## WRITTEN INSTRUCTION
From the listing below, pull each line that includes "title".
::: MATERIAL SUPPLIED
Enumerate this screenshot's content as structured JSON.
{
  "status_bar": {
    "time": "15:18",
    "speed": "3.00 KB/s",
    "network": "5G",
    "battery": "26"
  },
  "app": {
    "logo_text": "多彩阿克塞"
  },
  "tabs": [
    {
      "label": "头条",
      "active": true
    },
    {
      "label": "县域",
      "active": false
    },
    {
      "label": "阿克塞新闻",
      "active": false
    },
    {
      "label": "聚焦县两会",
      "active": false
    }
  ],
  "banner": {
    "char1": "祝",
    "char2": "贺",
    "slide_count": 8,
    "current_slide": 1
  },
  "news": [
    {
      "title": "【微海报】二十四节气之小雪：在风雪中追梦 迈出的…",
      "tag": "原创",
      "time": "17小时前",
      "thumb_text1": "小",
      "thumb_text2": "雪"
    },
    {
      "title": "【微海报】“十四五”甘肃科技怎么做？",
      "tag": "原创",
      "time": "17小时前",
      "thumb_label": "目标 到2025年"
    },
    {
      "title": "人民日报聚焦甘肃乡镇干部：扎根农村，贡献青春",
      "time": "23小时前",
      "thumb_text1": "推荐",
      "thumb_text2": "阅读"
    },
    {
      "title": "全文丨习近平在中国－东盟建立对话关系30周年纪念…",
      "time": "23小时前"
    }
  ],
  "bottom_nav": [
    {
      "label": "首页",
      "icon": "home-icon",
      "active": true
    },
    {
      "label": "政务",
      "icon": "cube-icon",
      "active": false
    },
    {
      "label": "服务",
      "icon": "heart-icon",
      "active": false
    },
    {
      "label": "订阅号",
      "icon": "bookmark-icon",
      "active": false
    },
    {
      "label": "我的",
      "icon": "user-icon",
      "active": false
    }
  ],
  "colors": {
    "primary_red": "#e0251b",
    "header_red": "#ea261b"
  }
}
::::::
## RESPONSE BELOW
      "title": "【微海报】二十四节气之小雪：在风雪中追梦 迈出的…",
      "title": "【微海报】“十四五”甘肃科技怎么做？",
      "title": "人民日报聚焦甘肃乡镇干部：扎根农村，贡献青春",
      "title": "全文丨习近平在中国－东盟建立对话关系30周年纪念…",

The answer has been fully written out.